Can you print every record below exactly as written?

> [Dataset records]
────

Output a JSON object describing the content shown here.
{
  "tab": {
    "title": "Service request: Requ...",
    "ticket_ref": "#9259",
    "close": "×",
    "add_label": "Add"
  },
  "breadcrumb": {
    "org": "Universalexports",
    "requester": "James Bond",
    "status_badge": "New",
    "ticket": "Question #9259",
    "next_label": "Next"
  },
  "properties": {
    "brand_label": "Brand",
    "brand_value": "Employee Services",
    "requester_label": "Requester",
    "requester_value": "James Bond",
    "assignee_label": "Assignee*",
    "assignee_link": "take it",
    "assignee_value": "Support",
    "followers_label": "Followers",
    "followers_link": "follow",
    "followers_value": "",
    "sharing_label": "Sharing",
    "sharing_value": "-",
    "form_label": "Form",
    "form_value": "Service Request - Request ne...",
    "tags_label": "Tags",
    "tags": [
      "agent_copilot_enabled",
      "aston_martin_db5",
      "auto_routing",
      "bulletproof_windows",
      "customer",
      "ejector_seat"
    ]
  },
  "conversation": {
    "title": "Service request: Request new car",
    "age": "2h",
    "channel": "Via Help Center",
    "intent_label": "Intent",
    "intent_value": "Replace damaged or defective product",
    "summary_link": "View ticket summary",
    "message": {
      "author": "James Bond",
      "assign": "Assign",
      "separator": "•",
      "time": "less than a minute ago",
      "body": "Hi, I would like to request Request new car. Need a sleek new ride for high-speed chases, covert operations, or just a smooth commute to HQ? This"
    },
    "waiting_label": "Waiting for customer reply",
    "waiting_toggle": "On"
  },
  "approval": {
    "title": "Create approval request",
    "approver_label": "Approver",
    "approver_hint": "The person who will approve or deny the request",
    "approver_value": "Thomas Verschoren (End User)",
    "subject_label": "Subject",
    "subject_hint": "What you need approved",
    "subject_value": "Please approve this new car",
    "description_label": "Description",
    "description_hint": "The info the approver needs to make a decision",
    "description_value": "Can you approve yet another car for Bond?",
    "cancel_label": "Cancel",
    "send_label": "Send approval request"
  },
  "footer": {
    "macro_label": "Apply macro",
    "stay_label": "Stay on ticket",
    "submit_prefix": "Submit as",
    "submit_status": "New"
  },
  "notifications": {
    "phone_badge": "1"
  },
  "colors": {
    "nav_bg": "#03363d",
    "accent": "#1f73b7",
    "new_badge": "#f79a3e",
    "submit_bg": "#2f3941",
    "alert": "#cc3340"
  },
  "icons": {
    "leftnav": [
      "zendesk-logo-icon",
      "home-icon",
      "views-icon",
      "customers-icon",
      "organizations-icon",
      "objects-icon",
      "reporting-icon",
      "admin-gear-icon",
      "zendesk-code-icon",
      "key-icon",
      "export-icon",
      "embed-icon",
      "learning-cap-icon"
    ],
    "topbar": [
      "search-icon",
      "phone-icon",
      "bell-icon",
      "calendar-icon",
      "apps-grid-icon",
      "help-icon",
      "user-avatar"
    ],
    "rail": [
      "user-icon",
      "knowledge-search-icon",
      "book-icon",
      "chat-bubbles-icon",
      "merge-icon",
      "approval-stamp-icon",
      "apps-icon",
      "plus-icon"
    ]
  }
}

────

> [SOLUTION BELOW]
Output a JSON object describing the content shown here.
{
  "tab": {
    "title": "Service request: Requ...",
    "ticket_ref": "#9259",
    "close": "×",
    "add_label": "Add"
  },
  "breadcrumb": {
    "org": "Universalexports",
    "requester": "James Bond",
    "status_badge": "New",
    "ticket": "Question #9259",
    "next_label": "Next"
  },
  "properties": {
    "brand_label": "Brand",
    "brand_value": "Employee Services",
    "requester_label": "Requester",
    "requester_value": "James Bond",
    "assignee_label": "Assignee*",
    "assignee_link": "take it",
    "assignee_value": "Support",
    "followers_label": "Followers",
    "followers_link": "follow",
    "followers_value": "",
    "sharing_label": "Sharing",
    "sharing_value": "-",
    "form_label": "Form",
    "form_value": "Service Request - Request ne...",
    "tags_label": "Tags",
    "tags": [
      "agent_copilot_enabled",
      "aston_martin_db5",
      "auto_routing",
      "bulletproof_windows",
      "customer",
      "ejector_seat"
    ]
  },
  "conversation": {
    "title": "Service request: Request new car",
    "age": "2h",
    "channel": "Via Help Center",
    "intent_label": "Intent",
    "intent_value": "Replace damaged or defective product",
    "summary_link": "View ticket summary",
    "message": {
      "author": "James Bond",
      "assign": "Assign",
      "separator": "•",
      "time": "less than a minute ago",
      "body": "Hi, I would like to request Request new car. Need a sleek new ride for high-speed chases, covert operations, or just a smooth commute to HQ? This"
    },
    "waiting_label": "Waiting for customer reply",
    "waiting_toggle": "On"
  },
  "approval": {
    "title": "Create approval request",
    "approver_label": "Approver",
    "approver_hint": "The person who will approve or deny the request",
    "approver_value": "Thomas Verschoren (End User)",
    "subject_label": "Subject",
    "subject_hint": "What you need approved",
    "subject_value": "Please approve this new car",
    "description_label": "Description",
    "description_hint": "The info the approver needs to make a decision",
    "description_value": "Can you approve yet another car for Bond?",
    "cancel_label": "Cancel",
    "send_label": "Send approval request"
  },
  "footer": {
    "macro_label": "Apply macro",
    "stay_label": "Stay on ticket",
    "submit_prefix": "Submit as",
    "submit_status": "New"
  },
  "notifications": {
    "phone_badge": "1"
  },
  "colors": {
    "nav_bg": "#03363d",
    "accent": "#1f73b7",
    "new_badge": "#f79a3e",
    "submit_bg": "#2f3941",
    "alert": "#cc3340"
  },
  "icons": {
    "leftnav": [
      "zendesk-logo-icon",
      "home-icon",
      "views-icon",
      "customers-icon",
      "organizations-icon",
      "objects-icon",
      "reporting-icon",
      "admin-gear-icon",
      "zendesk-code-icon",
      "key-icon",
      "export-icon",
      "embed-icon",
      "learning-cap-icon"
    ],
    "topbar": [
      "search-icon",
      "phone-icon",
      "bell-icon",
      "calendar-icon",
      "apps-grid-icon",
      "help-icon",
      "user-avatar"
    ],
    "rail": [
      "user-icon",
      "knowledge-search-icon",
      "book-icon",
      "chat-bubbles-icon",
      "merge-icon",
      "approval-stamp-icon",
      "apps-icon",
      "plus-icon"
    ]
  }
}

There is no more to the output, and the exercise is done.